[Dataset items]
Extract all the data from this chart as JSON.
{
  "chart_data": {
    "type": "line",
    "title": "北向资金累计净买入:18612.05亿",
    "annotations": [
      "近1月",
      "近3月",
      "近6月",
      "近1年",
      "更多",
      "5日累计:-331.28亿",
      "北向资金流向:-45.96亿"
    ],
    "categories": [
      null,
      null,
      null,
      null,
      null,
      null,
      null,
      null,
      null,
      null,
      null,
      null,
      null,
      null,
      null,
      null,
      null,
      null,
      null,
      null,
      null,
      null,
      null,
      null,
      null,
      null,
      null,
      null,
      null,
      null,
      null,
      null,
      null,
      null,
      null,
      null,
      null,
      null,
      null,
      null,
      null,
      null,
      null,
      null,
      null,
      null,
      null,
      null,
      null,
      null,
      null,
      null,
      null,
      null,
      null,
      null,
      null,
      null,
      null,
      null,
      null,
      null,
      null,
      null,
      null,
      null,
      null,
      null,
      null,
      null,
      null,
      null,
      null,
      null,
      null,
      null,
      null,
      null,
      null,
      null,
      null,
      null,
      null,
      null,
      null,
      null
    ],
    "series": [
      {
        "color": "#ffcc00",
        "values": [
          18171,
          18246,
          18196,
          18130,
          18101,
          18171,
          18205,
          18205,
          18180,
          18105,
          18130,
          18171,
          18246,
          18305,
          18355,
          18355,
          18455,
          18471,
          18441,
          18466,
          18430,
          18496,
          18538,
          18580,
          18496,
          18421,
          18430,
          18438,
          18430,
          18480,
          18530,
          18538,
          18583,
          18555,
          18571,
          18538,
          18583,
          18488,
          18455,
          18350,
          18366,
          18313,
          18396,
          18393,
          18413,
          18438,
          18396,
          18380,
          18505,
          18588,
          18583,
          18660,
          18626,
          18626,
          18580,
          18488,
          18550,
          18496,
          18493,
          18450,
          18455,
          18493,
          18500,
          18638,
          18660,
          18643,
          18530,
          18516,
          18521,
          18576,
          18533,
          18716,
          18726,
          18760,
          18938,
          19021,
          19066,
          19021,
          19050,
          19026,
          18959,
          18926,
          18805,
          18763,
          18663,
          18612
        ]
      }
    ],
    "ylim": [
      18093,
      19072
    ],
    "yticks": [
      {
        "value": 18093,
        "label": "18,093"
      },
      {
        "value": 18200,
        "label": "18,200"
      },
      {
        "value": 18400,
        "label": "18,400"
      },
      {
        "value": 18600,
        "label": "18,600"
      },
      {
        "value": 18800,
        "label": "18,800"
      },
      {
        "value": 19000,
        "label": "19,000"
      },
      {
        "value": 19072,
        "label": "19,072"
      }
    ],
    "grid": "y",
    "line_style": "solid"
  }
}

What is expected:
Look over the listing above. Pick out and copy every line that includes "label".

Output for this exercise:
        "label": "18,093"
        "label": "18,200"
        "label": "18,400"
        "label": "18,600"
        "label": "18,800"
        "label": "19,000"
        "label": "19,072"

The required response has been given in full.